§ Your objective
Could you set down, unchanged, the lines from the one containing "Localize each UI" through the one containing "italic-button[interactable]: I — [400, 112, 422, 134]"?

§ Listing
* START *

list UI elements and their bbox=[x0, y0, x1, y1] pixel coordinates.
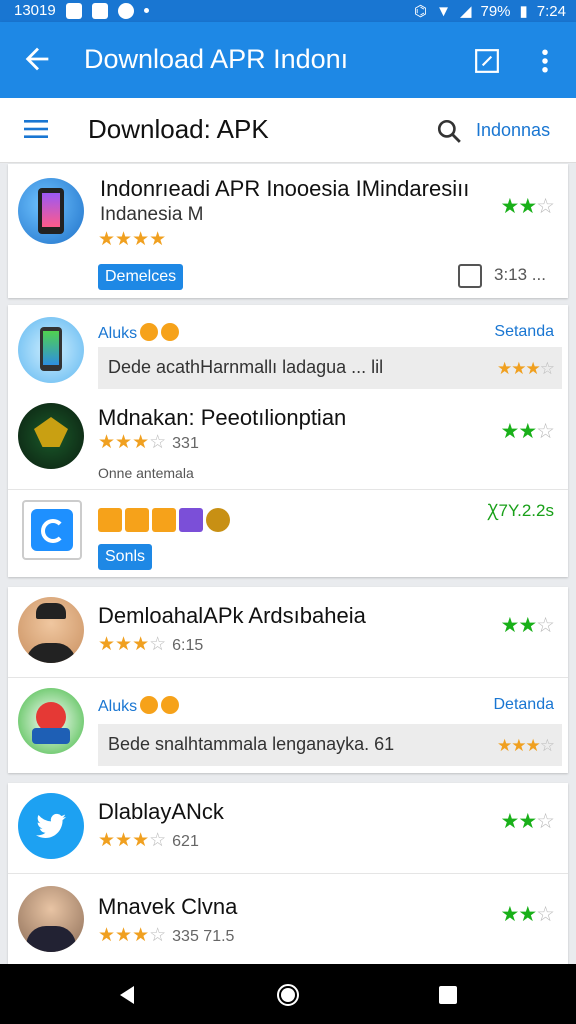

* END *
* START *

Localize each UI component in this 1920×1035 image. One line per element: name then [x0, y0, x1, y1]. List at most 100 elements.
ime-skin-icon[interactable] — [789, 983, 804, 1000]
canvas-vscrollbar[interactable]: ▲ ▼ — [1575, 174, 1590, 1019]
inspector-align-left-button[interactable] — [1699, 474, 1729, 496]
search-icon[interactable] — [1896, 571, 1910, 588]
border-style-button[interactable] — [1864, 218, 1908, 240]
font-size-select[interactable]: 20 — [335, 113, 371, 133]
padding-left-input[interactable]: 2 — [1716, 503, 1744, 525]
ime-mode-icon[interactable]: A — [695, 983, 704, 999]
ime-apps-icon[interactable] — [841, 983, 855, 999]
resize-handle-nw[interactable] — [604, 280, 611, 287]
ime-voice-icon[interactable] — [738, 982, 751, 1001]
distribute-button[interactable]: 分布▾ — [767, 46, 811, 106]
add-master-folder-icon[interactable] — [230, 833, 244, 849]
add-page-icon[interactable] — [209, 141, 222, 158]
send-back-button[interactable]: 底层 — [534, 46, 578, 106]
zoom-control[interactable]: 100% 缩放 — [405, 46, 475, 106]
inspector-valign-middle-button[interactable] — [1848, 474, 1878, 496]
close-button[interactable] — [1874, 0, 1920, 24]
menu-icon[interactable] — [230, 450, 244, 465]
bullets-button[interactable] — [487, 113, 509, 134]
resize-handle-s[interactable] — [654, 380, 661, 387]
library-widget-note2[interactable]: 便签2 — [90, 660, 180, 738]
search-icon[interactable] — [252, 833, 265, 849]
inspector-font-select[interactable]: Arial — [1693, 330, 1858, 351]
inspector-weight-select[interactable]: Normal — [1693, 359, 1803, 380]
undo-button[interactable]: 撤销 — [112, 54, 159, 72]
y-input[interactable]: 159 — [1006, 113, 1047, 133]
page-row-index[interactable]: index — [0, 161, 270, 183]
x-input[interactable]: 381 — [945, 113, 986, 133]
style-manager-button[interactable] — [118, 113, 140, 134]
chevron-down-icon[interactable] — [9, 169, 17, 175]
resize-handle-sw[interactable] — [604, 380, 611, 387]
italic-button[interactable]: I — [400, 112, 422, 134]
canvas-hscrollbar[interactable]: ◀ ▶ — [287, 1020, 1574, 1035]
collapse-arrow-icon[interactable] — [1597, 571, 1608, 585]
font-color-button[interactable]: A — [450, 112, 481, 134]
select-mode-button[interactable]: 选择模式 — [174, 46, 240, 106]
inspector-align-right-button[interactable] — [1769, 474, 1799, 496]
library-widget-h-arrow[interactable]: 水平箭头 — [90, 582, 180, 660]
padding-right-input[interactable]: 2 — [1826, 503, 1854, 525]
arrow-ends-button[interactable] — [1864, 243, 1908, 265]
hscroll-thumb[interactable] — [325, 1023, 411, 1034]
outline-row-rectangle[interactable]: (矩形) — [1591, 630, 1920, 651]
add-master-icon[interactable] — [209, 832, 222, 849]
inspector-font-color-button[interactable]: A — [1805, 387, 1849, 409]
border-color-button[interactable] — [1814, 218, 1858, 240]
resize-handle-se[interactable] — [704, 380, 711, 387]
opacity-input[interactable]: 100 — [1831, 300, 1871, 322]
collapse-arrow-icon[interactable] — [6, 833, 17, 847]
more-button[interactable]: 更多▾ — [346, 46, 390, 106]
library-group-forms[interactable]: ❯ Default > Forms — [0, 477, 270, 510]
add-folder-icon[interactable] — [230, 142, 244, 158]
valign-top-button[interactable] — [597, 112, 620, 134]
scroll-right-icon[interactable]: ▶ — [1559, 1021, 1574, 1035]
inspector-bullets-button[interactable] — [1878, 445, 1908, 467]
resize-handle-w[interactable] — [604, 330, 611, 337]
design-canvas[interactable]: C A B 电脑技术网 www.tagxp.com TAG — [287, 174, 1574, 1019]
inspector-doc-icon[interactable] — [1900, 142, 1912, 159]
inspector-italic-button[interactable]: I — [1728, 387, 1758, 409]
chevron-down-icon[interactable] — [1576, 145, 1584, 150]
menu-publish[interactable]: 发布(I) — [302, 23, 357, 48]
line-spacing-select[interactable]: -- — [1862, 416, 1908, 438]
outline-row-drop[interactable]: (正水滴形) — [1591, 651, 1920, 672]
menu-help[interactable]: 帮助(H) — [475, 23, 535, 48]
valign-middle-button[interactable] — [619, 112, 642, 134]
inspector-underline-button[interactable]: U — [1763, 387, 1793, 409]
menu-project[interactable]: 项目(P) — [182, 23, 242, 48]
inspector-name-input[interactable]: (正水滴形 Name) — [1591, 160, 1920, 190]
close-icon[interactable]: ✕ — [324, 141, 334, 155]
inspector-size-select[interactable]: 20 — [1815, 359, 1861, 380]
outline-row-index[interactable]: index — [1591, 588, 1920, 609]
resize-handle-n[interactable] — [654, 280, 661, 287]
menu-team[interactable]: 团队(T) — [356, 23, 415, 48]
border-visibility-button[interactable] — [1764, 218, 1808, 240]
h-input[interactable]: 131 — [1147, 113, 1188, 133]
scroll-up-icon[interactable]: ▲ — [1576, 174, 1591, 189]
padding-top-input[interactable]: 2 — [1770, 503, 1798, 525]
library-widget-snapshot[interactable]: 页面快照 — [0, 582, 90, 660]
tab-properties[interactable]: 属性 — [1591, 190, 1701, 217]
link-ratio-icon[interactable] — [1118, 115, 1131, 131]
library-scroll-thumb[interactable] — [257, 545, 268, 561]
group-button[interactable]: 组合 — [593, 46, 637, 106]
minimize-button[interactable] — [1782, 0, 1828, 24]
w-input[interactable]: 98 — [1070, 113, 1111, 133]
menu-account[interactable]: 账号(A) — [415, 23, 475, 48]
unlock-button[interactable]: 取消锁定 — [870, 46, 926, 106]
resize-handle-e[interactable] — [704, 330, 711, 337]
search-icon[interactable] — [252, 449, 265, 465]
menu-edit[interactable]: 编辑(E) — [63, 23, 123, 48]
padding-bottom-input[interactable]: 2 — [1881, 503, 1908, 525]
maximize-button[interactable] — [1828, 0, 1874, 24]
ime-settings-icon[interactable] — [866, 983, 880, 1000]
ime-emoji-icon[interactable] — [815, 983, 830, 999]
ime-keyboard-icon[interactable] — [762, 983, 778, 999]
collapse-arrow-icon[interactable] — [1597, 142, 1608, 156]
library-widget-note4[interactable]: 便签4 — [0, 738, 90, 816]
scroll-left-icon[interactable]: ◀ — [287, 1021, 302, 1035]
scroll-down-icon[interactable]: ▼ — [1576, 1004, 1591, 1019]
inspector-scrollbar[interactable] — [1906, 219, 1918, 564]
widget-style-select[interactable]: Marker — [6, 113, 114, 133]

* END *

§ The response
Localize each UI component in this 1920×1035 image. One line per element: name then [x0, y0, x1, y1]. List at most 100 elements.
ime-skin-icon[interactable] — [789, 983, 804, 1000]
canvas-vscrollbar[interactable]: ▲ ▼ — [1575, 174, 1590, 1019]
inspector-align-left-button[interactable] — [1699, 474, 1729, 496]
search-icon[interactable] — [1896, 571, 1910, 588]
border-style-button[interactable] — [1864, 218, 1908, 240]
font-size-select[interactable]: 20 — [335, 113, 371, 133]
padding-left-input[interactable]: 2 — [1716, 503, 1744, 525]
ime-mode-icon[interactable]: A — [695, 983, 704, 999]
ime-apps-icon[interactable] — [841, 983, 855, 999]
resize-handle-nw[interactable] — [604, 280, 611, 287]
ime-voice-icon[interactable] — [738, 982, 751, 1001]
distribute-button[interactable]: 分布▾ — [767, 46, 811, 106]
add-master-folder-icon[interactable] — [230, 833, 244, 849]
add-page-icon[interactable] — [209, 141, 222, 158]
send-back-button[interactable]: 底层 — [534, 46, 578, 106]
zoom-control[interactable]: 100% 缩放 — [405, 46, 475, 106]
inspector-valign-middle-button[interactable] — [1848, 474, 1878, 496]
close-button[interactable] — [1874, 0, 1920, 24]
menu-icon[interactable] — [230, 450, 244, 465]
bullets-button[interactable] — [487, 113, 509, 134]
resize-handle-s[interactable] — [654, 380, 661, 387]
library-widget-note2[interactable]: 便签2 — [90, 660, 180, 738]
search-icon[interactable] — [252, 833, 265, 849]
inspector-font-select[interactable]: Arial — [1693, 330, 1858, 351]
inspector-weight-select[interactable]: Normal — [1693, 359, 1803, 380]
undo-button[interactable]: 撤销 — [112, 54, 159, 72]
y-input[interactable]: 159 — [1006, 113, 1047, 133]
page-row-index[interactable]: index — [0, 161, 270, 183]
x-input[interactable]: 381 — [945, 113, 986, 133]
style-manager-button[interactable] — [118, 113, 140, 134]
chevron-down-icon[interactable] — [9, 169, 17, 175]
resize-handle-sw[interactable] — [604, 380, 611, 387]
italic-button[interactable]: I — [400, 112, 422, 134]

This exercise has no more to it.